Re: /var/run/

From: Conrad Knauer <atheoi_at_no.spam.please>
Date: Fri Jan 05 2007 - 23:04:10 CST

On 1/5/07, Scott Walde <scott@waldetech.ca> wrote:

> It seems to me that Upstart is running contrary to the basic philosophy
> of Unix:
>
> (i) Make each program do one thing well. To do a new job, build afresh
> rather than complicate old programs by adding new features.
> - Doug McIlroy (/The Bell System Technical Journal)

Not that I know too much about the deep inner workings of a Linux
system, but from what I have read about upstart, it sounds like its
actually doing just that. Certainly they are building anew with
upstart, rather than adding another layer onto something. In
addition, they are apparently arguing that there is really only one
job being done but that it is currently being divided up among several
programs, creating unnecessary overlap. Consider the "Rationale"

[Task 1] Copy the passage of the mailing-list post about Upstart starting with "On 1/5/07, Scott" and going on through "adding new features.".
The mailing-list post and the records that follow it come from unrelated sources.

[Task material]
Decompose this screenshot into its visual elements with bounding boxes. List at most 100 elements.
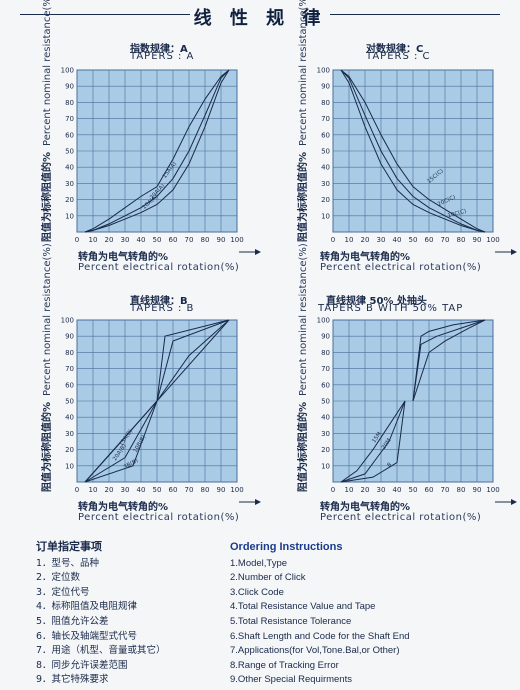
- x-tick-label: 40: [137, 236, 146, 244]
- y-tick-label: 80: [65, 349, 74, 357]
- ordering-item: 6．轴长及轴端型式代号: [36, 630, 138, 642]
- x-tick-label: 0: [75, 486, 79, 494]
- x-tick-label: 50: [409, 236, 418, 244]
- series-line-b: [340, 400, 406, 483]
- chart-title-cn: 对数规律：C: [366, 44, 424, 55]
- x-tick-label: 40: [393, 486, 402, 494]
- x-tick-label: 40: [393, 236, 402, 244]
- x-tick-label: 40: [137, 486, 146, 494]
- x-axis-arrowhead: [255, 249, 261, 255]
- series-line-15a-a-: [84, 69, 230, 233]
- ordering-item: 3.Click Code: [230, 586, 284, 598]
- y-tick-label: 80: [321, 99, 330, 107]
- ordering-item: 1.Model,Type: [230, 557, 288, 569]
- x-axis-arrowhead: [511, 499, 517, 505]
- x-tick-label: 70: [185, 236, 194, 244]
- x-tick-label: 90: [217, 236, 226, 244]
- chart-panel-taper-b: 直线规律：B TAPERS : B 0 10 20 30 40 50 60 70 80 90 100…: [0, 243, 261, 534]
- curve-label: 10C(C): [447, 209, 467, 220]
- y-axis-label-cn: 阻值为标称阻值的%: [42, 401, 53, 492]
- x-tick-label: 0: [331, 236, 335, 244]
- y-tick-label: 60: [321, 381, 330, 389]
- x-tick-label: 30: [121, 486, 130, 494]
- x-tick-label: 60: [425, 236, 434, 244]
- chart-title-en: TAPERS : C: [366, 51, 431, 62]
- ordering-item: 5.Total Resistance Tolerance: [230, 615, 352, 627]
- x-axis-arrowhead: [255, 499, 261, 505]
- chart-title-cn: 直线规律：B: [130, 296, 188, 307]
- series-line-20c-c-: [340, 69, 486, 233]
- x-tick-label: 50: [153, 236, 162, 244]
- y-tick-label: 50: [65, 398, 74, 406]
- ordering-item: 4.Total Resistance Value and Tape: [230, 601, 376, 613]
- x-axis-label-cn: 转角为电气转角的%: [320, 502, 411, 513]
- series-line-upper2: [412, 319, 486, 402]
- x-tick-label: 100: [486, 236, 499, 244]
- y-axis-label: 阻值为标称阻值的% Percent nominal resistance(%): [38, 243, 53, 492]
- y-tick-label: 90: [65, 333, 74, 341]
- ordering-item: 6.Shaft Length and Code for the Shaft En…: [230, 630, 410, 642]
- curve-label: 20M: [381, 437, 393, 450]
- y-tick-label: 50: [321, 398, 330, 406]
- y-tick-label: 70: [65, 115, 74, 123]
- series-line-upper1: [412, 319, 486, 402]
- ordering-item: 3．定位代号: [36, 586, 90, 598]
- y-tick-label: 30: [321, 430, 330, 438]
- chart-title-en: TAPERS B WITH 50% TAP: [318, 303, 464, 314]
- page-header: 线 性 规 律: [0, 2, 520, 29]
- series-line-20a-a-: [84, 69, 230, 233]
- y-tick-label: 30: [65, 180, 74, 188]
- y-tick-label: 10: [321, 212, 330, 220]
- y-tick-label: 80: [65, 99, 74, 107]
- y-axis-label-en: Percent nominal resistance(%): [298, 0, 309, 146]
- y-tick-label: 80: [321, 349, 330, 357]
- chart-panel-taper-a: 指数规律：A TAPERS : A 0 10 20 30 40 50 60 70 80 90 100…: [0, 0, 261, 284]
- x-tick-label: 20: [361, 486, 370, 494]
- y-tick-label: 50: [321, 148, 330, 156]
- chart-panel-taper-b-tap: 直线规律 50% 处抽头 TAPERS B WITH 50% TAP 0 10 20…: [258, 243, 520, 534]
- header-rule-right: [330, 14, 500, 15]
- y-tick-label: 90: [321, 83, 330, 91]
- y-tick-label: 70: [65, 365, 74, 373]
- x-tick-label: 60: [169, 486, 178, 494]
- x-tick-label: 20: [361, 236, 370, 244]
- ordering-section-en: Ordering Instructions 1.Model,Type 2.Num…: [230, 540, 410, 688]
- x-axis-label-cn: 转角为电气转角的%: [78, 252, 169, 263]
- x-tick-label: 10: [89, 236, 98, 244]
- x-tick-label: 100: [230, 486, 243, 494]
- y-tick-label: 30: [321, 180, 330, 188]
- curve-label: B: [386, 462, 393, 469]
- header-rule-left: [20, 14, 190, 15]
- x-tick-label: 30: [121, 236, 130, 244]
- y-tick-label: 60: [321, 131, 330, 139]
- y-axis-label-cn: 阻值为标称阻值的%: [298, 151, 309, 242]
- x-axis-label-cn: 转角为电气转角的%: [78, 502, 169, 513]
- x-tick-label: 30: [377, 486, 386, 494]
- y-tick-label: 20: [321, 196, 330, 204]
- curve-label: 15M: [371, 431, 383, 444]
- ordering-item: 9.Other Special Requirments: [230, 674, 352, 686]
- y-axis-label: 阻值为标称阻值的% Percent nominal resistance(%): [294, 243, 309, 492]
- ordering-item: 2．定位数: [36, 572, 81, 584]
- y-axis-label-cn: 阻值为标称阻值的%: [42, 151, 53, 242]
- x-tick-label: 30: [377, 236, 386, 244]
- x-tick-label: 90: [473, 236, 482, 244]
- y-axis-label-cn: 阻值为标称阻值的%: [298, 401, 309, 492]
- y-tick-label: 40: [65, 414, 74, 422]
- ordering-item: 8.Range of Tracking Error: [230, 659, 339, 671]
- x-tick-label: 80: [201, 236, 210, 244]
- ordering-item: 5．阻值允许公差: [36, 615, 109, 627]
- y-tick-label: 10: [65, 462, 74, 470]
- page-title: 线 性 规 律: [193, 8, 327, 29]
- chart-title-cn: 指数规律：A: [130, 44, 188, 55]
- y-axis-label-en: Percent nominal resistance(%): [298, 243, 309, 396]
- series-line-10c-c-: [340, 69, 486, 233]
- series-line-20m: [340, 400, 406, 483]
- y-tick-label: 100: [317, 317, 330, 325]
- chart-svg-taper-a: 0 10 20 30 40 50 60 70 80 90 100 10 20 30 40 50 60 70 80 90…: [61, 67, 261, 255]
- y-tick-label: 50: [65, 148, 74, 156]
- y-axis-label-en: Percent nominal resistance(%): [42, 243, 53, 396]
- x-axis-label-en: Percent electrical rotation(%): [320, 512, 482, 523]
- y-tick-label: 10: [65, 212, 74, 220]
- y-tick-label: 20: [65, 196, 74, 204]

[Task 2] In the records, take the lines starting with the line with "- x-tick-label: 40: [137, 236, 146, 244]" and going on through the line with "- x-tick-label: 40: [393, 486, 402, 494]", and write them out again with "x-axis-tick" substituted for "x-tick-label" and nothing else altered. Give only those lines.

[Correct result 1]
On 1/5/07, Scott Walde <scott@waldetech.ca> wrote:

> It seems to me that Upstart is running contrary to the basic philosophy
> of Unix:
>
> (i) Make each program do one thing well. To do a new job, build afresh
> rather than complicate old programs by adding new features.

[Correct result 2]
- x-axis-tick: 40: [137, 236, 146, 244]
- y-tick-label: 80: [65, 349, 74, 357]
- ordering-item: 6．轴长及轴端型式代号: [36, 630, 138, 642]
- x-axis-tick: 0: [75, 486, 79, 494]
- x-axis-tick: 50: [409, 236, 418, 244]
- series-line-b: [340, 400, 406, 483]
- chart-title-cn: 对数规律：C: [366, 44, 424, 55]
- x-axis-tick: 40: [393, 486, 402, 494]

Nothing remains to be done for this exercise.